### What you are asked to do
Reproduce the entries below in full, word for word.

:: Given entries ::

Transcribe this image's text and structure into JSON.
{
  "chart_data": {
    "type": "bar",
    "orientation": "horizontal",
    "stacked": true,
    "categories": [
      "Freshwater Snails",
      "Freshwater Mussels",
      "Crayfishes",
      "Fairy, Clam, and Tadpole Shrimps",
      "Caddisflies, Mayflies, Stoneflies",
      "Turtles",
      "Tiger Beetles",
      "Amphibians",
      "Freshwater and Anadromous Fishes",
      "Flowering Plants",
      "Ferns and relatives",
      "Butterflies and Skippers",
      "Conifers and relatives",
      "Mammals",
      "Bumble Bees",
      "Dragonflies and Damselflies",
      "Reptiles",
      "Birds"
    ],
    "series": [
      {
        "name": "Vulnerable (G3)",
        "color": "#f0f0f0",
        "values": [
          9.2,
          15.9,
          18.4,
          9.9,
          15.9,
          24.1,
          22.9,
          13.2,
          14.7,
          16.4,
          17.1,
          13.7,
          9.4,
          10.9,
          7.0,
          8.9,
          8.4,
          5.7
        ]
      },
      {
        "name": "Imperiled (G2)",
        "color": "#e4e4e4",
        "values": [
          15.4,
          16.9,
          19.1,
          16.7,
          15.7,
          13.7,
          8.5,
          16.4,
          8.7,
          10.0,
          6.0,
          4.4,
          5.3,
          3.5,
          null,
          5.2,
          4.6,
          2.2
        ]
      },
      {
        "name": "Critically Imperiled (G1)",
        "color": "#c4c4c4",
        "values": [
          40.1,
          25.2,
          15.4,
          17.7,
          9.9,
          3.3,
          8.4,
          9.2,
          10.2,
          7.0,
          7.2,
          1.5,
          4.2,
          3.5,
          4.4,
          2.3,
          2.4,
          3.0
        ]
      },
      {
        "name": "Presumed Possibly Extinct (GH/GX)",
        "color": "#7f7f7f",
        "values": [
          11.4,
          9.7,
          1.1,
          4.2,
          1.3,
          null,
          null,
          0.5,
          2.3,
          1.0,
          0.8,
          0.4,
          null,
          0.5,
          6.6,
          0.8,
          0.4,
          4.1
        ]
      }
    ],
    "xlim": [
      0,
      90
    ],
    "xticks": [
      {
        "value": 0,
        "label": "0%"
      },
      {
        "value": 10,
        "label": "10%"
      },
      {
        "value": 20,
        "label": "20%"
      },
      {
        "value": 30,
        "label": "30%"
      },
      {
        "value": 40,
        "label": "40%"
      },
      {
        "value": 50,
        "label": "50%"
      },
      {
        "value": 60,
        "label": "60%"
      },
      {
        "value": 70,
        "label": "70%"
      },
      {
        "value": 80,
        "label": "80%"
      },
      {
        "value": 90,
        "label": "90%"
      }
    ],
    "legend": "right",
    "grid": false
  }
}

:::

### Solution for this exercise
Transcribe this image's text and structure into JSON.
{
  "chart_data": {
    "type": "bar",
    "orientation": "horizontal",
    "stacked": true,
    "categories": [
      "Freshwater Snails",
      "Freshwater Mussels",
      "Crayfishes",
      "Fairy, Clam, and Tadpole Shrimps",
      "Caddisflies, Mayflies, Stoneflies",
      "Turtles",
      "Tiger Beetles",
      "Amphibians",
      "Freshwater and Anadromous Fishes",
      "Flowering Plants",
      "Ferns and relatives",
      "Butterflies and Skippers",
      "Conifers and relatives",
      "Mammals",
      "Bumble Bees",
      "Dragonflies and Damselflies",
      "Reptiles",
      "Birds"
    ],
    "series": [
      {
        "name": "Vulnerable (G3)",
        "color": "#f0f0f0",
        "values": [
          9.2,
          15.9,
          18.4,
          9.9,
          15.9,
          24.1,
          22.9,
          13.2,
          14.7,
          16.4,
          17.1,
          13.7,
          9.4,
          10.9,
          7.0,
          8.9,
          8.4,
          5.7
        ]
      },
      {
        "name": "Imperiled (G2)",
        "color": "#e4e4e4",
        "values": [
          15.4,
          16.9,
          19.1,
          16.7,
          15.7,
          13.7,
          8.5,
          16.4,
          8.7,
          10.0,
          6.0,
          4.4,
          5.3,
          3.5,
          null,
          5.2,
          4.6,
          2.2
        ]
      },
      {
        "name": "Critically Imperiled (G1)",
        "color": "#c4c4c4",
        "values": [
          40.1,
          25.2,
          15.4,
          17.7,
          9.9,
          3.3,
          8.4,
          9.2,
          10.2,
          7.0,
          7.2,
          1.5,
          4.2,
          3.5,
          4.4,
          2.3,
          2.4,
          3.0
        ]
      },
      {
        "name": "Presumed Possibly Extinct (GH/GX)",
        "color": "#7f7f7f",
        "values": [
          11.4,
          9.7,
          1.1,
          4.2,
          1.3,
          null,
          null,
          0.5,
          2.3,
          1.0,
          0.8,
          0.4,
          null,
          0.5,
          6.6,
          0.8,
          0.4,
          4.1
        ]
      }
    ],
    "xlim": [
      0,
      90
    ],
    "xticks": [
      {
        "value": 0,
        "label": "0%"
      },
      {
        "value": 10,
        "label": "10%"
      },
      {
        "value": 20,
        "label": "20%"
      },
      {
        "value": 30,
        "label": "30%"
      },
      {
        "value": 40,
        "label": "40%"
      },
      {
        "value": 50,
        "label": "50%"
      },
      {
        "value": 60,
        "label": "60%"
      },
      {
        "value": 70,
        "label": "70%"
      },
      {
        "value": 80,
        "label": "80%"
      },
      {
        "value": 90,
        "label": "90%"
      }
    ],
    "legend": "right",
    "grid": false
  }
}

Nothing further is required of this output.